_GIVEN EXERCISE:_
Exact reproduction of the data is required, with images excluded.

_MATERIAL SHOWN:_
-.-.-
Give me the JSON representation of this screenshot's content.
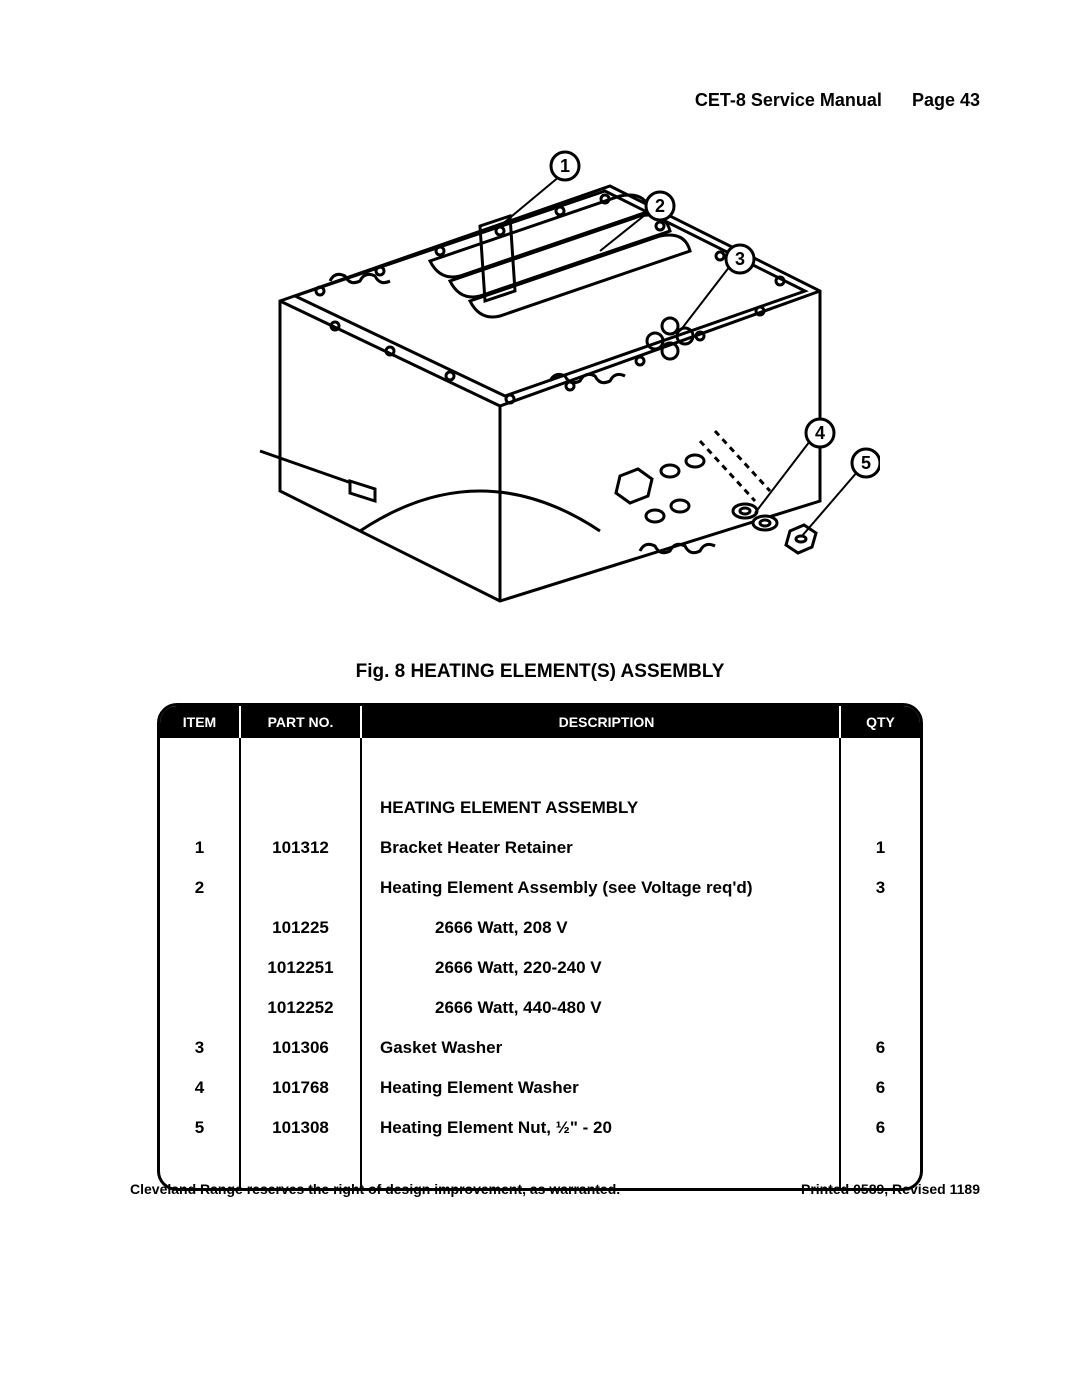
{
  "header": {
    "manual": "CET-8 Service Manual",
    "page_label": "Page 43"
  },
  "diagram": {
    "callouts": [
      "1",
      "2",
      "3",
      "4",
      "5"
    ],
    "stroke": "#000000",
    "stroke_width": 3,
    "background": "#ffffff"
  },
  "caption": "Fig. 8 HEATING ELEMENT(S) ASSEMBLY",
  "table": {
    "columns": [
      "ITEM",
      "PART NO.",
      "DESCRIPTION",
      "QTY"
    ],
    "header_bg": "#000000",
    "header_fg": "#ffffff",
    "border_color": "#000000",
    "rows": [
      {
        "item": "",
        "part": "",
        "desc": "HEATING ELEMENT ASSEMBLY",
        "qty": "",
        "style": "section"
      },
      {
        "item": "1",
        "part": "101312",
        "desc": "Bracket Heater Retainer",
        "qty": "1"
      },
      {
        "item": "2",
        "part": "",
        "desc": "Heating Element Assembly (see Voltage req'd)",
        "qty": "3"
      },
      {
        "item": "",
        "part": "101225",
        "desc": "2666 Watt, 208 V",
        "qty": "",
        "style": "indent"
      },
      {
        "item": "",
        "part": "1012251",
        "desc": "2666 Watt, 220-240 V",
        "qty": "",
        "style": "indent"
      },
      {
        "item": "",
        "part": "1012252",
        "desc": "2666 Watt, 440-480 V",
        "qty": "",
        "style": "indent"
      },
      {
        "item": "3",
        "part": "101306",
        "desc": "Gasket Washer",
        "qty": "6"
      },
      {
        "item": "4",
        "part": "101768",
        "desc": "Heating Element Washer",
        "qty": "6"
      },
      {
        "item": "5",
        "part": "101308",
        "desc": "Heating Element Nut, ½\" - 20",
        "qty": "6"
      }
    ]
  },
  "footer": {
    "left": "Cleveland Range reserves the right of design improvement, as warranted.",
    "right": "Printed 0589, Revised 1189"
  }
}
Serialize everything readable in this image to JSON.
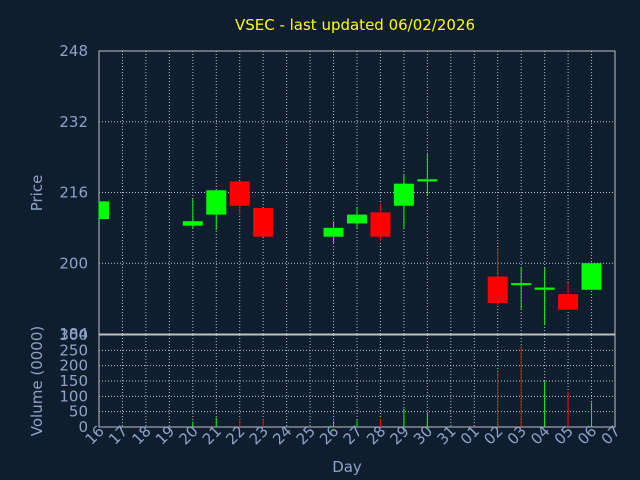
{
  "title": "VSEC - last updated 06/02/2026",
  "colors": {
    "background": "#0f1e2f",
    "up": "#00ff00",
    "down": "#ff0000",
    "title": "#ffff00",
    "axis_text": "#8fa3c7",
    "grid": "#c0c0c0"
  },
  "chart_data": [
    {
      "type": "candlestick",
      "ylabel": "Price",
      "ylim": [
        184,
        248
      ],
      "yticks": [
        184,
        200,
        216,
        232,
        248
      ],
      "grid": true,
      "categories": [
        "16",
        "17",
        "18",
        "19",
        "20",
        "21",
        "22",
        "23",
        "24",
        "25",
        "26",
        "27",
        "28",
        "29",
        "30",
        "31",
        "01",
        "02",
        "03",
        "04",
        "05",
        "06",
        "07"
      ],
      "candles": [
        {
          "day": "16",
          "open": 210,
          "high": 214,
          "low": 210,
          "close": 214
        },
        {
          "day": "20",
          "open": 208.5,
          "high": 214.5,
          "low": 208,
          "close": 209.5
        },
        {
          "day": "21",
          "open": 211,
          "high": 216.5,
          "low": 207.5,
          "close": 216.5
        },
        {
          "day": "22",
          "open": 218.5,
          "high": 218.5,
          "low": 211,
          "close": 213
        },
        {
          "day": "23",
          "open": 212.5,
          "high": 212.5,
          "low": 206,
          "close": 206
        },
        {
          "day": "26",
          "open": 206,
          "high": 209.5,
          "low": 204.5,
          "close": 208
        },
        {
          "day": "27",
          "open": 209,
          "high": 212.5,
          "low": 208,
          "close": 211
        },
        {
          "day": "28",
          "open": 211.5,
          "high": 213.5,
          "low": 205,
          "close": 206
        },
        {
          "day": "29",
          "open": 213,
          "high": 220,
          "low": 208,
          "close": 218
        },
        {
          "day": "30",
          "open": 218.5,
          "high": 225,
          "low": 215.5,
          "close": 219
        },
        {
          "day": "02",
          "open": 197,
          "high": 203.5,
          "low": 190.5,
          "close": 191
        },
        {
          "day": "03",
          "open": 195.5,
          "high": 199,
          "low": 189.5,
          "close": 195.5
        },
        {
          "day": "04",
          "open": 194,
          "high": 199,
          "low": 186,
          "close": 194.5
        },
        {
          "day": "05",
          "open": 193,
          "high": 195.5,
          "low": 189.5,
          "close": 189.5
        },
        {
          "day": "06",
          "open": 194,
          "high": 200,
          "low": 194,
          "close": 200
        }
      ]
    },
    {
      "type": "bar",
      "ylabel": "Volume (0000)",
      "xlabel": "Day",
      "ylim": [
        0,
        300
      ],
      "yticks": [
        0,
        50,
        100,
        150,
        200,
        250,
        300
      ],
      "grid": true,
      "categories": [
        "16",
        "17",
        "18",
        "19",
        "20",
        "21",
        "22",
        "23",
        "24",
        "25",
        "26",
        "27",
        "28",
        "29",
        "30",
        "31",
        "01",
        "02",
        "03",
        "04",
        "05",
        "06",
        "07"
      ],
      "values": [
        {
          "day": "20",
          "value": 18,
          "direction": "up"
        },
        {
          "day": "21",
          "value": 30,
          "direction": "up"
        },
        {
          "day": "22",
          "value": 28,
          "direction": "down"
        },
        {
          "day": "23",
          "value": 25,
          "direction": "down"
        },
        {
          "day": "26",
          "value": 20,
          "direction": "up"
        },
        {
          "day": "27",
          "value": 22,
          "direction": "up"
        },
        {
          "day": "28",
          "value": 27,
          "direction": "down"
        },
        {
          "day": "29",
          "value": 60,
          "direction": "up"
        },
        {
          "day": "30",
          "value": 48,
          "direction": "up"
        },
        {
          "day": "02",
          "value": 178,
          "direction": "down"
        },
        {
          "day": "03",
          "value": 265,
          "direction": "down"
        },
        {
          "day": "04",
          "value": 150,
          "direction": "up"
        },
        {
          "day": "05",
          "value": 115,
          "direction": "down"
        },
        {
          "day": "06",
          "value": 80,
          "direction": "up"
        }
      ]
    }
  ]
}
-.-.-
_FINISHED EXERCISE:_
Give me the JSON representation of this screenshot's content.
{
  "header": {
    "manual": "CET-8 Service Manual",
    "page_label": "Page 43"
  },
  "diagram": {
    "callouts": [
      "1",
      "2",
      "3",
      "4",
      "5"
    ],
    "stroke": "#000000",
    "stroke_width": 3,
    "background": "#ffffff"
  },
  "caption": "Fig. 8 HEATING ELEMENT(S) ASSEMBLY",
  "table": {
    "columns": [
      "ITEM",
      "PART NO.",
      "DESCRIPTION",
      "QTY"
    ],
    "header_bg": "#000000",
    "header_fg": "#ffffff",
    "border_color": "#000000",
    "rows": [
      {
        "item": "",
        "part": "",
        "desc": "HEATING ELEMENT ASSEMBLY",
        "qty": "",
        "style": "section"
      },
      {
        "item": "1",
        "part": "101312",
        "desc": "Bracket Heater Retainer",
        "qty": "1"
      },
      {
        "item": "2",
        "part": "",
        "desc": "Heating Element Assembly (see Voltage req'd)",
        "qty": "3"
      },
      {
        "item": "",
        "part": "101225",
        "desc": "2666 Watt, 208 V",
        "qty": "",
        "style": "indent"
      },
      {
        "item": "",
        "part": "1012251",
        "desc": "2666 Watt, 220-240 V",
        "qty": "",
        "style": "indent"
      },
      {
        "item": "",
        "part": "1012252",
        "desc": "2666 Watt, 440-480 V",
        "qty": "",
        "style": "indent"
      },
      {
        "item": "3",
        "part": "101306",
        "desc": "Gasket Washer",
        "qty": "6"
      },
      {
        "item": "4",
        "part": "101768",
        "desc": "Heating Element Washer",
        "qty": "6"
      },
      {
        "item": "5",
        "part": "101308",
        "desc": "Heating Element Nut, ½\" - 20",
        "qty": "6"
      }
    ]
  },
  "footer": {
    "left": "Cleveland Range reserves the right of design improvement, as warranted.",
    "right": "Printed 0589, Revised 1189"
  }
}
Serialize everything readable in this image to JSON.
{
  "title": "VSEC - last updated 06/02/2026",
  "colors": {
    "background": "#0f1e2f",
    "up": "#00ff00",
    "down": "#ff0000",
    "title": "#ffff00",
    "axis_text": "#8fa3c7",
    "grid": "#c0c0c0"
  },
  "chart_data": [
    {
      "type": "candlestick",
      "ylabel": "Price",
      "ylim": [
        184,
        248
      ],
      "yticks": [
        184,
        200,
        216,
        232,
        248
      ],
      "grid": true,
      "categories": [
        "16",
        "17",
        "18",
        "19",
        "20",
        "21",
        "22",
        "23",
        "24",
        "25",
        "26",
        "27",
        "28",
        "29",
        "30",
        "31",
        "01",
        "02",
        "03",
        "04",
        "05",
        "06",
        "07"
      ],
      "candles": [
        {
          "day": "16",
          "open": 210,
          "high": 214,
          "low": 210,
          "close": 214
        },
        {
          "day": "20",
          "open": 208.5,
          "high": 214.5,
          "low": 208,
          "close": 209.5
        },
        {
          "day": "21",
          "open": 211,
          "high": 216.5,
          "low": 207.5,
          "close": 216.5
        },
        {
          "day": "22",
          "open": 218.5,
          "high": 218.5,
          "low": 211,
          "close": 213
        },
        {
          "day": "23",
          "open": 212.5,
          "high": 212.5,
          "low": 206,
          "close": 206
        },
        {
          "day": "26",
          "open": 206,
          "high": 209.5,
          "low": 204.5,
          "close": 208
        },
        {
          "day": "27",
          "open": 209,
          "high": 212.5,
          "low": 208,
          "close": 211
        },
        {
          "day": "28",
          "open": 211.5,
          "high": 213.5,
          "low": 205,
          "close": 206
        },
        {
          "day": "29",
          "open": 213,
          "high": 220,
          "low": 208,
          "close": 218
        },
        {
          "day": "30",
          "open": 218.5,
          "high": 225,
          "low": 215.5,
          "close": 219
        },
        {
          "day": "02",
          "open": 197,
          "high": 203.5,
          "low": 190.5,
          "close": 191
        },
        {
          "day": "03",
          "open": 195.5,
          "high": 199,
          "low": 189.5,
          "close": 195.5
        },
        {
          "day": "04",
          "open": 194,
          "high": 199,
          "low": 186,
          "close": 194.5
        },
        {
          "day": "05",
          "open": 193,
          "high": 195.5,
          "low": 189.5,
          "close": 189.5
        },
        {
          "day": "06",
          "open": 194,
          "high": 200,
          "low": 194,
          "close": 200
        }
      ]
    },
    {
      "type": "bar",
      "ylabel": "Volume (0000)",
      "xlabel": "Day",
      "ylim": [
        0,
        300
      ],
      "yticks": [
        0,
        50,
        100,
        150,
        200,
        250,
        300
      ],
      "grid": true,
      "categories": [
        "16",
        "17",
        "18",
        "19",
        "20",
        "21",
        "22",
        "23",
        "24",
        "25",
        "26",
        "27",
        "28",
        "29",
        "30",
        "31",
        "01",
        "02",
        "03",
        "04",
        "05",
        "06",
        "07"
      ],
      "values": [
        {
          "day": "20",
          "value": 18,
          "direction": "up"
        },
        {
          "day": "21",
          "value": 30,
          "direction": "up"
        },
        {
          "day": "22",
          "value": 28,
          "direction": "down"
        },
        {
          "day": "23",
          "value": 25,
          "direction": "down"
        },
        {
          "day": "26",
          "value": 20,
          "direction": "up"
        },
        {
          "day": "27",
          "value": 22,
          "direction": "up"
        },
        {
          "day": "28",
          "value": 27,
          "direction": "down"
        },
        {
          "day": "29",
          "value": 60,
          "direction": "up"
        },
        {
          "day": "30",
          "value": 48,
          "direction": "up"
        },
        {
          "day": "02",
          "value": 178,
          "direction": "down"
        },
        {
          "day": "03",
          "value": 265,
          "direction": "down"
        },
        {
          "day": "04",
          "value": 150,
          "direction": "up"
        },
        {
          "day": "05",
          "value": 115,
          "direction": "down"
        },
        {
          "day": "06",
          "value": 80,
          "direction": "up"
        }
      ]
    }
  ]
}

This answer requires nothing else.